## [EXERCISE PROMPT]
Show each line of the data below that has the string "suspect" in it.

§ §

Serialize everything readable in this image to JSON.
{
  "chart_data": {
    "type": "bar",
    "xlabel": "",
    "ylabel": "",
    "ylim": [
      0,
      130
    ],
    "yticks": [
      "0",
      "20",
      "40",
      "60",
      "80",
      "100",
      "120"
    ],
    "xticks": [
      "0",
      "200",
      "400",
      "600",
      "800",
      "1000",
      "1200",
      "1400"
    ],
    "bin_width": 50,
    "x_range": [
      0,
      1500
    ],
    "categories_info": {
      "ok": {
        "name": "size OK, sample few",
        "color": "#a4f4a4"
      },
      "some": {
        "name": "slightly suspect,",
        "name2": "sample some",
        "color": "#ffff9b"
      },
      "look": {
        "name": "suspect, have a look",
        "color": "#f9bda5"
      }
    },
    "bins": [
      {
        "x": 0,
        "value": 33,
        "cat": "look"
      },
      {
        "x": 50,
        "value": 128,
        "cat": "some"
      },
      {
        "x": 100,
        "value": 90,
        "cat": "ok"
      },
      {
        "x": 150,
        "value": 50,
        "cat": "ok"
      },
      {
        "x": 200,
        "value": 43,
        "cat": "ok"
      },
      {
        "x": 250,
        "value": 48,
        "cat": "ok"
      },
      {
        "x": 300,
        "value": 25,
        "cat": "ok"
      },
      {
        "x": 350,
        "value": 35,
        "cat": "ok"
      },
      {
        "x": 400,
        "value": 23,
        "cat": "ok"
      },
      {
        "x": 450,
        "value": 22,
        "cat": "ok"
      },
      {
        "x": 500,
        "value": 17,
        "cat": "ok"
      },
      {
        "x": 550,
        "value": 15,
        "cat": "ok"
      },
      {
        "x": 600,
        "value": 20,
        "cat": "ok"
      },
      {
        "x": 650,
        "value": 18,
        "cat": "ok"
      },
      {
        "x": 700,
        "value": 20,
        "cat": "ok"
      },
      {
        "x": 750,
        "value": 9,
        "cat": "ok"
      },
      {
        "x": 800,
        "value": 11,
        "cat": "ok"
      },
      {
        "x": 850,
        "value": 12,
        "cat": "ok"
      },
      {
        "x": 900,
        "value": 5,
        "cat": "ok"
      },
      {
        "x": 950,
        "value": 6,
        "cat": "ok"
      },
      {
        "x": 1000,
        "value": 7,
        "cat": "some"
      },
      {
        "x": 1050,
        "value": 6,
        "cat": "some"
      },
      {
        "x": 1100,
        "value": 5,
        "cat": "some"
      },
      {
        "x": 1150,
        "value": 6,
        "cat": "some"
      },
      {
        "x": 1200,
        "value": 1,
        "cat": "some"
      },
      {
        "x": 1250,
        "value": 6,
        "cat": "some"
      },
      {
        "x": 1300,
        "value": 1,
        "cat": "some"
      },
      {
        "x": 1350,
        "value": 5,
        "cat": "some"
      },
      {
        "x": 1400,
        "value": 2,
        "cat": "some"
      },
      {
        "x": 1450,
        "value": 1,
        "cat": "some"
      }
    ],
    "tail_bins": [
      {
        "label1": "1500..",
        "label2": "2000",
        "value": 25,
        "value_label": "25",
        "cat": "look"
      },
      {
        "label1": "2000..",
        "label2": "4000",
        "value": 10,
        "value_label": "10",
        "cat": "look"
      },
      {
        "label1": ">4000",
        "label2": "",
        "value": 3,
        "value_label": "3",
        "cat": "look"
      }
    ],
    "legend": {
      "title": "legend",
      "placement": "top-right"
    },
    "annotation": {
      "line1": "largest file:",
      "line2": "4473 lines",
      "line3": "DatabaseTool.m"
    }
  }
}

§ §

## [TASK SOLUTION]
        "name": "slightly suspect,",
        "name": "suspect, have a look",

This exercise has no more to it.